**WHAT IS NEEDED**
Present the data once more in exactly its original form.

** start of ENTRIES PROVIDED **

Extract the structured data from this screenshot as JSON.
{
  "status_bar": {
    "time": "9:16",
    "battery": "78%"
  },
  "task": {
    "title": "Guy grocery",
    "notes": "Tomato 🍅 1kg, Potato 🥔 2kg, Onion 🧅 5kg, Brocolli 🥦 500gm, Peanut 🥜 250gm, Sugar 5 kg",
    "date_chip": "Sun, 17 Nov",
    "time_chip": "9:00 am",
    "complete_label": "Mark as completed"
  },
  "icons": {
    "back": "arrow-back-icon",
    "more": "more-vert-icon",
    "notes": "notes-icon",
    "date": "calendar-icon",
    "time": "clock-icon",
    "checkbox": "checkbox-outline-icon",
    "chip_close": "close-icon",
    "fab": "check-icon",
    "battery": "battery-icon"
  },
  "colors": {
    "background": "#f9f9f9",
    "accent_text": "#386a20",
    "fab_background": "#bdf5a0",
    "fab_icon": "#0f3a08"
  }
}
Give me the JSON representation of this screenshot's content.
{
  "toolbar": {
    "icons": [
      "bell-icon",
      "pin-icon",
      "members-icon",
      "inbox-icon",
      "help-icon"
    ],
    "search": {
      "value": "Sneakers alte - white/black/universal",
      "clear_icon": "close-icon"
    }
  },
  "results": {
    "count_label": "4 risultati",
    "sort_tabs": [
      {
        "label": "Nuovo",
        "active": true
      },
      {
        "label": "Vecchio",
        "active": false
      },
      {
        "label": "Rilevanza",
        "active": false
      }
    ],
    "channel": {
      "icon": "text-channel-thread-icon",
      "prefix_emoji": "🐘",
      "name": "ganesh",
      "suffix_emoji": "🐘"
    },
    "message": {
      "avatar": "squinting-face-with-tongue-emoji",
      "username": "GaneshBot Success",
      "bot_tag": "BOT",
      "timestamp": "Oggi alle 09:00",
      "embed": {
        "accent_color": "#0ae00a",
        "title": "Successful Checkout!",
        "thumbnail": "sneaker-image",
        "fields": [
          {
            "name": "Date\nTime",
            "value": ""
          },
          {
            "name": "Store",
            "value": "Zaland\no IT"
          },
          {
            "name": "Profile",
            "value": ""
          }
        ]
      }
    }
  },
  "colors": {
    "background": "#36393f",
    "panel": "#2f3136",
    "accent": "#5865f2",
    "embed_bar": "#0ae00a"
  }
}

** end of ENTRIES PROVIDED **

**THE SOLUTION**
Extract the structured data from this screenshot as JSON.
{
  "status_bar": {
    "time": "9:16",
    "battery": "78%"
  },
  "task": {
    "title": "Guy grocery",
    "notes": "Tomato 🍅 1kg, Potato 🥔 2kg, Onion 🧅 5kg, Brocolli 🥦 500gm, Peanut 🥜 250gm, Sugar 5 kg",
    "date_chip": "Sun, 17 Nov",
    "time_chip": "9:00 am",
    "complete_label": "Mark as completed"
  },
  "icons": {
    "back": "arrow-back-icon",
    "more": "more-vert-icon",
    "notes": "notes-icon",
    "date": "calendar-icon",
    "time": "clock-icon",
    "checkbox": "checkbox-outline-icon",
    "chip_close": "close-icon",
    "fab": "check-icon",
    "battery": "battery-icon"
  },
  "colors": {
    "background": "#f9f9f9",
    "accent_text": "#386a20",
    "fab_background": "#bdf5a0",
    "fab_icon": "#0f3a08"
  }
}
Give me the JSON representation of this screenshot's content.
{
  "toolbar": {
    "icons": [
      "bell-icon",
      "pin-icon",
      "members-icon",
      "inbox-icon",
      "help-icon"
    ],
    "search": {
      "value": "Sneakers alte - white/black/universal",
      "clear_icon": "close-icon"
    }
  },
  "results": {
    "count_label": "4 risultati",
    "sort_tabs": [
      {
        "label": "Nuovo",
        "active": true
      },
      {
        "label": "Vecchio",
        "active": false
      },
      {
        "label": "Rilevanza",
        "active": false
      }
    ],
    "channel": {
      "icon": "text-channel-thread-icon",
      "prefix_emoji": "🐘",
      "name": "ganesh",
      "suffix_emoji": "🐘"
    },
    "message": {
      "avatar": "squinting-face-with-tongue-emoji",
      "username": "GaneshBot Success",
      "bot_tag": "BOT",
      "timestamp": "Oggi alle 09:00",
      "embed": {
        "accent_color": "#0ae00a",
        "title": "Successful Checkout!",
        "thumbnail": "sneaker-image",
        "fields": [
          {
            "name": "Date\nTime",
            "value": ""
          },
          {
            "name": "Store",
            "value": "Zaland\no IT"
          },
          {
            "name": "Profile",
            "value": ""
          }
        ]
      }
    }
  },
  "colors": {
    "background": "#36393f",
    "panel": "#2f3136",
    "accent": "#5865f2",
    "embed_bar": "#0ae00a"
  }
}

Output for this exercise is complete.